Given task
Determine the count of lines holding the string "dans". Return only the number.

Dataset
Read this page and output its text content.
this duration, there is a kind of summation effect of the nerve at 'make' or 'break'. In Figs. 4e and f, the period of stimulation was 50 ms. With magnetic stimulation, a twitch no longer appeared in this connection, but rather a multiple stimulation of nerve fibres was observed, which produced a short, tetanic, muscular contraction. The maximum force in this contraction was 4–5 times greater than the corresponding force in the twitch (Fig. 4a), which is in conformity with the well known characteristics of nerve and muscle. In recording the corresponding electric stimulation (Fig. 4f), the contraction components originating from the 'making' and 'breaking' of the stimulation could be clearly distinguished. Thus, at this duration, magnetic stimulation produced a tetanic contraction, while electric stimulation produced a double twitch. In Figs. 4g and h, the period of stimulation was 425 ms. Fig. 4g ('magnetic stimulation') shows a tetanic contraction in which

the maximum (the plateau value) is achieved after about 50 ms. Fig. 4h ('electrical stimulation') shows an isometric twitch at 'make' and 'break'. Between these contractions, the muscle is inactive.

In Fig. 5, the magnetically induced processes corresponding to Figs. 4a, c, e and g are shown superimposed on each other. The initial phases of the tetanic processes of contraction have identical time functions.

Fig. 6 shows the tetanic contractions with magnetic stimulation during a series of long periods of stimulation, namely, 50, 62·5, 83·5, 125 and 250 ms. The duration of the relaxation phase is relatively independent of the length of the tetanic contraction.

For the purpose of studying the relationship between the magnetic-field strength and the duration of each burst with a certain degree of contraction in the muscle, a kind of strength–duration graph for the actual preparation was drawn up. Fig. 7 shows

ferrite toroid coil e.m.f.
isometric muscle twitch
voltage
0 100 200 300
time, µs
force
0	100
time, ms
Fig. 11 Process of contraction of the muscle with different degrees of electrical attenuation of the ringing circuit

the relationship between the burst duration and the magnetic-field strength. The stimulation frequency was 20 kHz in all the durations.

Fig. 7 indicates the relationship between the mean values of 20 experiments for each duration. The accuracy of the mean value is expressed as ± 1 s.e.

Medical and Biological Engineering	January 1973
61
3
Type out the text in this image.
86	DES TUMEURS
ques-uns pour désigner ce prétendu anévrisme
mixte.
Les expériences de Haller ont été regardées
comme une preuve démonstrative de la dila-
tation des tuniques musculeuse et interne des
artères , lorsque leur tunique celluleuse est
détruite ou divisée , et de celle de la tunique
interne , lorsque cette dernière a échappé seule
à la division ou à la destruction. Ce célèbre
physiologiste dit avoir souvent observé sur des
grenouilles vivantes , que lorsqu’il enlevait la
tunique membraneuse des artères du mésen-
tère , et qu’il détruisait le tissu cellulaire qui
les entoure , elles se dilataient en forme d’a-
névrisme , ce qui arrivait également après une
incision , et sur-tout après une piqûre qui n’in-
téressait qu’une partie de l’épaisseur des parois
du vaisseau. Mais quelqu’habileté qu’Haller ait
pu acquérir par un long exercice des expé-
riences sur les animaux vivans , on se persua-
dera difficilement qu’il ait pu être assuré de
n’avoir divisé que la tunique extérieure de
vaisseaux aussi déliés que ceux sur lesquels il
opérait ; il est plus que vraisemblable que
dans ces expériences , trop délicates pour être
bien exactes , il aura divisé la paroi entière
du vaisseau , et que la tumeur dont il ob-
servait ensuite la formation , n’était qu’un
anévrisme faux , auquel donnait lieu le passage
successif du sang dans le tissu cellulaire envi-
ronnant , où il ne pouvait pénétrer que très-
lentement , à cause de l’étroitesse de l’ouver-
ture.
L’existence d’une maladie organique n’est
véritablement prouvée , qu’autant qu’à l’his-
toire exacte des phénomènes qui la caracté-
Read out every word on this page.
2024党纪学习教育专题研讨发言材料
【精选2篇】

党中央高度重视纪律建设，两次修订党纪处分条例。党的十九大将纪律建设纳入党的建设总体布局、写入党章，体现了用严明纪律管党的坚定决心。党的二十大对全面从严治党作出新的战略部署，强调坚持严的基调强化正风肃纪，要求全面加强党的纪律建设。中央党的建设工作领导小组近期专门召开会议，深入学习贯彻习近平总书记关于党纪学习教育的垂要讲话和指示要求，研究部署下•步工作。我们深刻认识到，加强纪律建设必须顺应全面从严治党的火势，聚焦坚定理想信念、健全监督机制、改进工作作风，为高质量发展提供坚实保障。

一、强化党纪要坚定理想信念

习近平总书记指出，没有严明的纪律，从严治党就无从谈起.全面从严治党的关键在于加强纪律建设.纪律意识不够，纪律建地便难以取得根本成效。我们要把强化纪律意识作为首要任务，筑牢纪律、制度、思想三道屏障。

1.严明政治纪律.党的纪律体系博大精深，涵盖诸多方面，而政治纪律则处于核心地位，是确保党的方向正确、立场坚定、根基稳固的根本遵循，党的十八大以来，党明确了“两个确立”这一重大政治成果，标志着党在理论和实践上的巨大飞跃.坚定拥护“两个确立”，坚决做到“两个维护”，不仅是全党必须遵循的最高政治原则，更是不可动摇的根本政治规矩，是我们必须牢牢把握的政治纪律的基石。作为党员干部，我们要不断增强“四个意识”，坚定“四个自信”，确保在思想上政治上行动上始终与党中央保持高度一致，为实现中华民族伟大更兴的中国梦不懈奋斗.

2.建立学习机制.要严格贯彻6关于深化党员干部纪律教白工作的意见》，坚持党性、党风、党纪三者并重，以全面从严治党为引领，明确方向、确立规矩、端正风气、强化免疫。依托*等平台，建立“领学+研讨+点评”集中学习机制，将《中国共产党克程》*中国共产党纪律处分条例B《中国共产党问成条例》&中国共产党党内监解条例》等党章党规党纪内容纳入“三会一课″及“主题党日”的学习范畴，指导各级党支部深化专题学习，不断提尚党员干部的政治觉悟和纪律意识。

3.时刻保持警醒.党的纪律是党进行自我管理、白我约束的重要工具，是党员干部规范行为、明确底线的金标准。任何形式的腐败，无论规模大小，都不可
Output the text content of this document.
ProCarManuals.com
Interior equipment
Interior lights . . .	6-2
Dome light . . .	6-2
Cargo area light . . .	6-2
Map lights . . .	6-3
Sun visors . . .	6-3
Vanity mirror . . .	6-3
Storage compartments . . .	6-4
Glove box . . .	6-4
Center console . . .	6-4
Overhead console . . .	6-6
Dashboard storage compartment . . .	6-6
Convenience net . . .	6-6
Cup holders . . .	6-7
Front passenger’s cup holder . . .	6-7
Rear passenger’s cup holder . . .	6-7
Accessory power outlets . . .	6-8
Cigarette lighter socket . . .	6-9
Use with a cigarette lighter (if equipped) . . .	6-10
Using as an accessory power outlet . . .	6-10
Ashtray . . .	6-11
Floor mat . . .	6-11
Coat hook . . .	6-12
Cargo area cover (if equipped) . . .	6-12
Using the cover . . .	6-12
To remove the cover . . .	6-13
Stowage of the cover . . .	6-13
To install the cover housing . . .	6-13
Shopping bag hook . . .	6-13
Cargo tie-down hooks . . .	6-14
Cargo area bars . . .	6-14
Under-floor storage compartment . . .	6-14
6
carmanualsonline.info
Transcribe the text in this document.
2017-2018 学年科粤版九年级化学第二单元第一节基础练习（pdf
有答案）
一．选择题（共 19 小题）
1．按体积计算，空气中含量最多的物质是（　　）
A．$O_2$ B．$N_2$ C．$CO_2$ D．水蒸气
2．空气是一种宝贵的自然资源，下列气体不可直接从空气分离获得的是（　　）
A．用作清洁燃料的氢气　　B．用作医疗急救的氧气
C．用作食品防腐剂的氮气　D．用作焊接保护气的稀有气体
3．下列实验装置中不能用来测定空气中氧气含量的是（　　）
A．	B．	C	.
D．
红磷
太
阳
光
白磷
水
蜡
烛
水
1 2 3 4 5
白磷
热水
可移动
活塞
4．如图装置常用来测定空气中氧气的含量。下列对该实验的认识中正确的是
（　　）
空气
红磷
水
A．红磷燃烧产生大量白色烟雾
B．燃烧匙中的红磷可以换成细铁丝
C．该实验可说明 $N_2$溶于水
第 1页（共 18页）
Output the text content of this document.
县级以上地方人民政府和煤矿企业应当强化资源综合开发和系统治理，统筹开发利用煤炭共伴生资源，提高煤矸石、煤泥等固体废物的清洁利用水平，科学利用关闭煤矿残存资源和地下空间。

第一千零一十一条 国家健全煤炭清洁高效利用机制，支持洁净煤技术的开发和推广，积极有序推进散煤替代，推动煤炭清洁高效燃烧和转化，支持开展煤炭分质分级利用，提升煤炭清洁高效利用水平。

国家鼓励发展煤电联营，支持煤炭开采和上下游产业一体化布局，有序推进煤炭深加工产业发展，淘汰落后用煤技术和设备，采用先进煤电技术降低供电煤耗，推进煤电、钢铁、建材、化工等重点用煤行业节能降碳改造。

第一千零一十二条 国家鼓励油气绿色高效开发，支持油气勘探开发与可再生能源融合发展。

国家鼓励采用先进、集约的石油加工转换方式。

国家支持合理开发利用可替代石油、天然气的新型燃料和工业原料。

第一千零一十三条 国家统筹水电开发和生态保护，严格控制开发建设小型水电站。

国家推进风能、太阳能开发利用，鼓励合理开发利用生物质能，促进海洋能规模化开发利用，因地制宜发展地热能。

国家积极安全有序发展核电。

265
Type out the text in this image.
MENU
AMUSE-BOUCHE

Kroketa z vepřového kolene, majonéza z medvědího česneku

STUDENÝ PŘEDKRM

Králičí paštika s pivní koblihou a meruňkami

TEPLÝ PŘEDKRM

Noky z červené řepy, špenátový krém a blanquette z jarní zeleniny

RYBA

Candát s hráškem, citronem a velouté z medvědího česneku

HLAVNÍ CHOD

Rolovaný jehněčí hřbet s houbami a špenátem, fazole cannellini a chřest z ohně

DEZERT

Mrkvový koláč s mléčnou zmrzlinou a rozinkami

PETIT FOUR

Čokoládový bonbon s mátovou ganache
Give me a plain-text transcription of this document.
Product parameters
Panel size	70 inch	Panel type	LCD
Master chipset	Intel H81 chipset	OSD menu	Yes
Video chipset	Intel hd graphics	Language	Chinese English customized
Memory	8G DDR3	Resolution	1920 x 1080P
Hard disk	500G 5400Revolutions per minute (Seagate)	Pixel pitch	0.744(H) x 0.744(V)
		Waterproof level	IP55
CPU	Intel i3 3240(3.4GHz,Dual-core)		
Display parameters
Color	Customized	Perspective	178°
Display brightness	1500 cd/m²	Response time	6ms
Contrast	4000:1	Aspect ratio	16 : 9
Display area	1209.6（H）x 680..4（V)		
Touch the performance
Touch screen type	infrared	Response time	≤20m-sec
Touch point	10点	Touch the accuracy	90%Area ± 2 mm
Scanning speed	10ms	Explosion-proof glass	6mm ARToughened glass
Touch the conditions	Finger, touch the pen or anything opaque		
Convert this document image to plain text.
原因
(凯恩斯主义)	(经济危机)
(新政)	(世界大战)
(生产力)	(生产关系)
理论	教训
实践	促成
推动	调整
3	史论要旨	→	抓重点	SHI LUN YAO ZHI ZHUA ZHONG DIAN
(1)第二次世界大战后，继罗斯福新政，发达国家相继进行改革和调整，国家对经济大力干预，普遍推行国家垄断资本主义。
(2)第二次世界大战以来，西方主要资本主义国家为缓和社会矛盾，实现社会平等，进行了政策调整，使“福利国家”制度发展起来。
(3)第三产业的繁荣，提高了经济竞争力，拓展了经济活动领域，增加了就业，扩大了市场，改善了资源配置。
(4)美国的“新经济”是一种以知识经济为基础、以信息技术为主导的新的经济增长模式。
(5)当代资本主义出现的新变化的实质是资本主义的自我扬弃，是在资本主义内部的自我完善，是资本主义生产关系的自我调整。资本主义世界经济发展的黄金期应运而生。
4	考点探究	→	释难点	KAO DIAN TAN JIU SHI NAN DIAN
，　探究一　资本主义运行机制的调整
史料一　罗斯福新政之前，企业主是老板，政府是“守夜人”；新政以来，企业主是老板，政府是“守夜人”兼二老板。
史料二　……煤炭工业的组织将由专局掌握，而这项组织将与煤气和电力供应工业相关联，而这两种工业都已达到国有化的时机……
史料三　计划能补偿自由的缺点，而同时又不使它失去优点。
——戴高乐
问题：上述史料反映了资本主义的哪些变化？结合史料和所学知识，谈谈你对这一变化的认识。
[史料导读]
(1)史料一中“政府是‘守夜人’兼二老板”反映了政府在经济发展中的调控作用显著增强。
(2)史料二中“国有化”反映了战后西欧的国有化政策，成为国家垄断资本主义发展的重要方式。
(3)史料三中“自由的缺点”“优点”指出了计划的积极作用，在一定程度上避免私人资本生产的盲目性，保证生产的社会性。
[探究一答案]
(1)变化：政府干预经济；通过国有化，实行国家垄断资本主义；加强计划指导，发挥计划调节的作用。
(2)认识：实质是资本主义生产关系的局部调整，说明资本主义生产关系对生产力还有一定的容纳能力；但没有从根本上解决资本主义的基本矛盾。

Finished answer
2